[start of Data to use]

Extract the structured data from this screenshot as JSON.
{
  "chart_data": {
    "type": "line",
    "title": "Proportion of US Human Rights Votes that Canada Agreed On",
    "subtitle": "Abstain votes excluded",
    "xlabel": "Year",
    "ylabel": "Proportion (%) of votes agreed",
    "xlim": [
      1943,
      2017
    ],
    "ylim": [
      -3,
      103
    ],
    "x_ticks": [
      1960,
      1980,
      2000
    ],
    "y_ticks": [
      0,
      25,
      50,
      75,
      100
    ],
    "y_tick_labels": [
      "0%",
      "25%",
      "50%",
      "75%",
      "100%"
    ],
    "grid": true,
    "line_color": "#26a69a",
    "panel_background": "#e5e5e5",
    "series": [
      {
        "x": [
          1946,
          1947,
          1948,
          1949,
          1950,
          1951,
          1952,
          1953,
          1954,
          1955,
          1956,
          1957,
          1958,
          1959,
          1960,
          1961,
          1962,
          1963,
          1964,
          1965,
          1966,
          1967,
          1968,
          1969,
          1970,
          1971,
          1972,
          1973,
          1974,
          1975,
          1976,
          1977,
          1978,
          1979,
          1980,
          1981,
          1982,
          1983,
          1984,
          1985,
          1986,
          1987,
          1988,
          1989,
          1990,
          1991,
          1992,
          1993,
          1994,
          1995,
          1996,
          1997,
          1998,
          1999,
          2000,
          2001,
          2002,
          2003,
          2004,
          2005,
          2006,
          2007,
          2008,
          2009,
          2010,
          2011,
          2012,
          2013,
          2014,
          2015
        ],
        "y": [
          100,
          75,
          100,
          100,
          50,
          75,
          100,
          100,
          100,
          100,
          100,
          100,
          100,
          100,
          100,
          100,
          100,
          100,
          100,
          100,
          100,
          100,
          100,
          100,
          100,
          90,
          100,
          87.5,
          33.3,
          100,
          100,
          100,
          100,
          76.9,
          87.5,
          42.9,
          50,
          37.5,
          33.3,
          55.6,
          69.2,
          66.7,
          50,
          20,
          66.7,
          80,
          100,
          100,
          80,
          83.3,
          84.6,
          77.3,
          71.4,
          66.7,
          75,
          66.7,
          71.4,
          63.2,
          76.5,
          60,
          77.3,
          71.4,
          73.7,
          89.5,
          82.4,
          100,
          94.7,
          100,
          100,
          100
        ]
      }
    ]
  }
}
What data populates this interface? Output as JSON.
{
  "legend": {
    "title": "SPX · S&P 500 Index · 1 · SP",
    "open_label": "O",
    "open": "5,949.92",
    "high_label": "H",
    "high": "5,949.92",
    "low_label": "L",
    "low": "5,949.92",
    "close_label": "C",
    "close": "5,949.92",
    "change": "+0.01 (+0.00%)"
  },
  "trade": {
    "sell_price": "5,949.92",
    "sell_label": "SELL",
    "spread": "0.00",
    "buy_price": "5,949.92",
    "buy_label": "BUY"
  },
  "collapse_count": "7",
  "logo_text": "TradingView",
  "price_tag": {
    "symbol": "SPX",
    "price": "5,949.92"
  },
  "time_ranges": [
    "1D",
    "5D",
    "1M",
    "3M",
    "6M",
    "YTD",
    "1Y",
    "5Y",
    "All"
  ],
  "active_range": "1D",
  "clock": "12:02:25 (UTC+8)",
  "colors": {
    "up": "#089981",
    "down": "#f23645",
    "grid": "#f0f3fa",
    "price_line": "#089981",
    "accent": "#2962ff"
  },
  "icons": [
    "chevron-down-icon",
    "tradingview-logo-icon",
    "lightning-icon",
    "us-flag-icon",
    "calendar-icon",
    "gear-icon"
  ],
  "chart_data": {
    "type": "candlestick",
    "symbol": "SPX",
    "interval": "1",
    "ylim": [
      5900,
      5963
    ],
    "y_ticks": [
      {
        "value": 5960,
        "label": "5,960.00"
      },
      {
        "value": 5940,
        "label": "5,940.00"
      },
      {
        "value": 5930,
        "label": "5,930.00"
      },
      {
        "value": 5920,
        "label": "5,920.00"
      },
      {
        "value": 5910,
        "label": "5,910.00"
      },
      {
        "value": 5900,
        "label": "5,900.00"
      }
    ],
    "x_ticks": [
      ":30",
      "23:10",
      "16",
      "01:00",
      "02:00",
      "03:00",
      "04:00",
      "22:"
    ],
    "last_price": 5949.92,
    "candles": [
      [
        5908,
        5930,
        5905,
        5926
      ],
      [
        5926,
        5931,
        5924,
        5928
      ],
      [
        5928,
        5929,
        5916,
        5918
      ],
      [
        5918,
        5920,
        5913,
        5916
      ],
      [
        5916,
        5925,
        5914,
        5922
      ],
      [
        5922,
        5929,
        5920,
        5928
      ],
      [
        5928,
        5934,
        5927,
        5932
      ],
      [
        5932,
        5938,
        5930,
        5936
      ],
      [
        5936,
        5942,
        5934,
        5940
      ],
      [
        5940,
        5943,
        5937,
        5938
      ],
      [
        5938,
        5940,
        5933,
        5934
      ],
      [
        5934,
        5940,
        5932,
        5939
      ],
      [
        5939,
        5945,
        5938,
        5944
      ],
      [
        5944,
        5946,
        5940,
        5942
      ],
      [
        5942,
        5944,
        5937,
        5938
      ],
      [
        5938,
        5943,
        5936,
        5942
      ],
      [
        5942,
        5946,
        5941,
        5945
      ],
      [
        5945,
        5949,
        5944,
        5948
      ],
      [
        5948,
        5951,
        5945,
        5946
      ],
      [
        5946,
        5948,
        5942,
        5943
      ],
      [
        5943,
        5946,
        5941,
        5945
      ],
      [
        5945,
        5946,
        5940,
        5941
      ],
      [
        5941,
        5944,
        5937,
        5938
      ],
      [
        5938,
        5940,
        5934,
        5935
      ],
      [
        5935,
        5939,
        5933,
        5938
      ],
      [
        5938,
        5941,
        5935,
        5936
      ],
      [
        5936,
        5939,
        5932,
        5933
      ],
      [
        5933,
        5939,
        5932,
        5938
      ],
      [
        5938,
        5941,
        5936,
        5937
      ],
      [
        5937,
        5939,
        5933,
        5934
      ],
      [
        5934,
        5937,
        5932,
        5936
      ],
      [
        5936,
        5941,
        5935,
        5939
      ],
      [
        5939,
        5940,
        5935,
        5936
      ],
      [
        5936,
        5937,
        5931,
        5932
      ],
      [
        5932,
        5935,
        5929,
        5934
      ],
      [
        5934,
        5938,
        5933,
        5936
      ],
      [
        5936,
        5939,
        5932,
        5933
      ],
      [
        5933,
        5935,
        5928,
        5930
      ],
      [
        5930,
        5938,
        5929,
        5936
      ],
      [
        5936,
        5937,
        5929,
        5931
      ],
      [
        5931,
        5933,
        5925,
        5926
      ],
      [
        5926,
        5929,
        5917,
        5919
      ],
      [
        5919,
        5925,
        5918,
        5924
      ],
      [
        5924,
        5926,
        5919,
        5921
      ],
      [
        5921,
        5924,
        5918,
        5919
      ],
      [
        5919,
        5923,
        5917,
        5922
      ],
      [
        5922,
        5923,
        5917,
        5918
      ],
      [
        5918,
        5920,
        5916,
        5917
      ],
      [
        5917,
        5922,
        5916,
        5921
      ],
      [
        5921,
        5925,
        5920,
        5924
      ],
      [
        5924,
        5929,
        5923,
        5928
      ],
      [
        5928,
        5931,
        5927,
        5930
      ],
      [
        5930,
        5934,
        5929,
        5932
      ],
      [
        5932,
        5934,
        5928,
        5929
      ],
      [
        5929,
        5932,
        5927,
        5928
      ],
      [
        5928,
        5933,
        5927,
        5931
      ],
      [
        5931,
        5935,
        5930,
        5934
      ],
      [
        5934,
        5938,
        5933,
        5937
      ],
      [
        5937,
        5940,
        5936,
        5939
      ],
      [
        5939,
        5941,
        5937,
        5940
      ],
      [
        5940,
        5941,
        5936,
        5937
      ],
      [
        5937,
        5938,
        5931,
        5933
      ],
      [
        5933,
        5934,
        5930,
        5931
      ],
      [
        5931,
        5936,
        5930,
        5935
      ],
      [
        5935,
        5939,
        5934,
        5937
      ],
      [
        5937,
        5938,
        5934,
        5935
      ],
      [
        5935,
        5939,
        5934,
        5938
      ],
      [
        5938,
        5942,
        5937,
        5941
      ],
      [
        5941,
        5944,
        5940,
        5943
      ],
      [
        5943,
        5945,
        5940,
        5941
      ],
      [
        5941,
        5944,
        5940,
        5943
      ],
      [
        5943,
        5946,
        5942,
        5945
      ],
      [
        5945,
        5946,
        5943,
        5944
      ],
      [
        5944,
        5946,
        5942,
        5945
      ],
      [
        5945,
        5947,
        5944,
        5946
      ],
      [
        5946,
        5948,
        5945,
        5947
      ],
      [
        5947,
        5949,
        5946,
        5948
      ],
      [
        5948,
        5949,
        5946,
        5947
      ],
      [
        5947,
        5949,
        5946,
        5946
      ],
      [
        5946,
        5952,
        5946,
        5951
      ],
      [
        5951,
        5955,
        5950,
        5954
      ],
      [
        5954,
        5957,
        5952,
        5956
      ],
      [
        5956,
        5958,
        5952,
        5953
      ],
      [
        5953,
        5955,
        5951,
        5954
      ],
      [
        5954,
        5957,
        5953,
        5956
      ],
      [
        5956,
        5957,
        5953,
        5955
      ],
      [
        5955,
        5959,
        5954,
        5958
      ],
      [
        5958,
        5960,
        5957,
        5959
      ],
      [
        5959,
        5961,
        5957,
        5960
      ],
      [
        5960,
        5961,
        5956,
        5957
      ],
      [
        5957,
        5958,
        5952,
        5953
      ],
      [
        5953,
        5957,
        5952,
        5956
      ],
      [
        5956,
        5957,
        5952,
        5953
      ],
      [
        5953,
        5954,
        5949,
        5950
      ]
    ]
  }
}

[end of Data to use]

◆ **What you have to do**: Where a line of the data holds "this", show that line.

◆ **Output below**:
Extract the structured data from this screenshot as JSON.
What data populates this interface? Output as JSON.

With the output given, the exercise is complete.